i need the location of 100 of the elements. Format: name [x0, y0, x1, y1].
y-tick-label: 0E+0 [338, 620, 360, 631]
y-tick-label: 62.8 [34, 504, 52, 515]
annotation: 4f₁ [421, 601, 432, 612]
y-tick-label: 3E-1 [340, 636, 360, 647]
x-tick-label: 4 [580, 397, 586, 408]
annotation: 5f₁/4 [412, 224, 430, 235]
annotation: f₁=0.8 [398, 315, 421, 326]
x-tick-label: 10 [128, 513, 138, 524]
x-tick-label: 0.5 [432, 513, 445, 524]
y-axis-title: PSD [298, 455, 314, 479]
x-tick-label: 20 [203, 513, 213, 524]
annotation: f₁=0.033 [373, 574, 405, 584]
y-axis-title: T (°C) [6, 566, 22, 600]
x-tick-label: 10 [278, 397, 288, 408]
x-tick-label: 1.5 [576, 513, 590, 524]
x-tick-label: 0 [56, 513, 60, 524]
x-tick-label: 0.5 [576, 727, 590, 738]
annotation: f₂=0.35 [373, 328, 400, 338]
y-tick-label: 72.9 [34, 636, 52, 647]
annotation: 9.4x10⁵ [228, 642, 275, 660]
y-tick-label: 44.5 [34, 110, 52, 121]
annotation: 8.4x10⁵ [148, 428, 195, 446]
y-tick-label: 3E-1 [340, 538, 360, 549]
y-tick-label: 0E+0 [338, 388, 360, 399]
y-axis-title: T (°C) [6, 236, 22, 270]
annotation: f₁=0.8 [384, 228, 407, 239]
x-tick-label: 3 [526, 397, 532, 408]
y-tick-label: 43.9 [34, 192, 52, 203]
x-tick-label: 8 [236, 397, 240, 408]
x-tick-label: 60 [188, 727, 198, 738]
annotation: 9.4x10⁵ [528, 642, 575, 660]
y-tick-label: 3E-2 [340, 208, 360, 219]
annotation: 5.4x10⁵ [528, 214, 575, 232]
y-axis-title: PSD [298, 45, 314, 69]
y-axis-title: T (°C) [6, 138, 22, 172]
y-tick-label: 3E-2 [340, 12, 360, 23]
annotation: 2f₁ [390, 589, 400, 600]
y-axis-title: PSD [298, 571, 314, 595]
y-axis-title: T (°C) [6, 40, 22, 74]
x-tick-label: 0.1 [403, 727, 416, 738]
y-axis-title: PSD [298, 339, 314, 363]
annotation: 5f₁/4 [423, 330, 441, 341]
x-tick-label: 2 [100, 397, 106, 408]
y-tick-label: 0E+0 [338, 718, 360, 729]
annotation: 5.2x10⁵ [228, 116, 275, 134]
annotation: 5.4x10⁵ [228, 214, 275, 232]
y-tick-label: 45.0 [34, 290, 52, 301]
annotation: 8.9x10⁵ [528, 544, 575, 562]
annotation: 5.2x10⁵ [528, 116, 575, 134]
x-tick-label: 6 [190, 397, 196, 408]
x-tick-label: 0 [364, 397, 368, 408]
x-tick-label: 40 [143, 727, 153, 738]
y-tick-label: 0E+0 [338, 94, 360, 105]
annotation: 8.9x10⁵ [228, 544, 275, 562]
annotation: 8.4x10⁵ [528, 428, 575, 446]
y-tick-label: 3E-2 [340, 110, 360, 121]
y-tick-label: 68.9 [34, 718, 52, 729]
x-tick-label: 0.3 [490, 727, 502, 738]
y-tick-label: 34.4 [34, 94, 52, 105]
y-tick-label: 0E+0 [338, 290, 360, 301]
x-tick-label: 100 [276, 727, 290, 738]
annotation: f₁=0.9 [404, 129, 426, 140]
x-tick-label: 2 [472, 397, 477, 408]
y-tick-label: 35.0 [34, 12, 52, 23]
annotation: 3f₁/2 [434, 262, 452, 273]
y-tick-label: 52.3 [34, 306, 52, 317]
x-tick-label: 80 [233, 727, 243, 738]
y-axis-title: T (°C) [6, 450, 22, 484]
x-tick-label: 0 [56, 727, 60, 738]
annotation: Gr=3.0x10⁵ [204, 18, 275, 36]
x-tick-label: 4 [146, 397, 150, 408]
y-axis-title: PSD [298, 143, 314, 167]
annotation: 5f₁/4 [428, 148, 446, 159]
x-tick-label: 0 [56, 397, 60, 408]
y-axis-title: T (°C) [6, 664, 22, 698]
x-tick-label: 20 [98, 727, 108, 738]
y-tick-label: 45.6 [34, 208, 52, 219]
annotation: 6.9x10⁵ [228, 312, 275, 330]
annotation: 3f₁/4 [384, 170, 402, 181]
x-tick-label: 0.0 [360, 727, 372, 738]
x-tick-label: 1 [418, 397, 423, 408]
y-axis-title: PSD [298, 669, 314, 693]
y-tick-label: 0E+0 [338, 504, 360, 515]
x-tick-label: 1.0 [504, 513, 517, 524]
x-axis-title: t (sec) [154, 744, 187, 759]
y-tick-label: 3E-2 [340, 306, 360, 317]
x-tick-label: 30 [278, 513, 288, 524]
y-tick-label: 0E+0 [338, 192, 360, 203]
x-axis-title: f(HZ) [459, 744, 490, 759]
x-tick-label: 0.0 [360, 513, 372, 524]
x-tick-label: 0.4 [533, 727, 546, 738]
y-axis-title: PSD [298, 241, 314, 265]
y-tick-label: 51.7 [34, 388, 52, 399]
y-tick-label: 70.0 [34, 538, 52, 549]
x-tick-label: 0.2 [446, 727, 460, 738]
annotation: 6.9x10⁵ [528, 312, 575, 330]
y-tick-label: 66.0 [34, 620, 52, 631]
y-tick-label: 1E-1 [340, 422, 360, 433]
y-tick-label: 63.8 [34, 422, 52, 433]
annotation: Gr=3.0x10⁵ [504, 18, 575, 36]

───

To do – Extract each row above that contains the string "location", copying the whole row. Matching is case-sensitive.

The output –
i need the location of 100 of the elements. Format: name [x0, y0, x1, y1].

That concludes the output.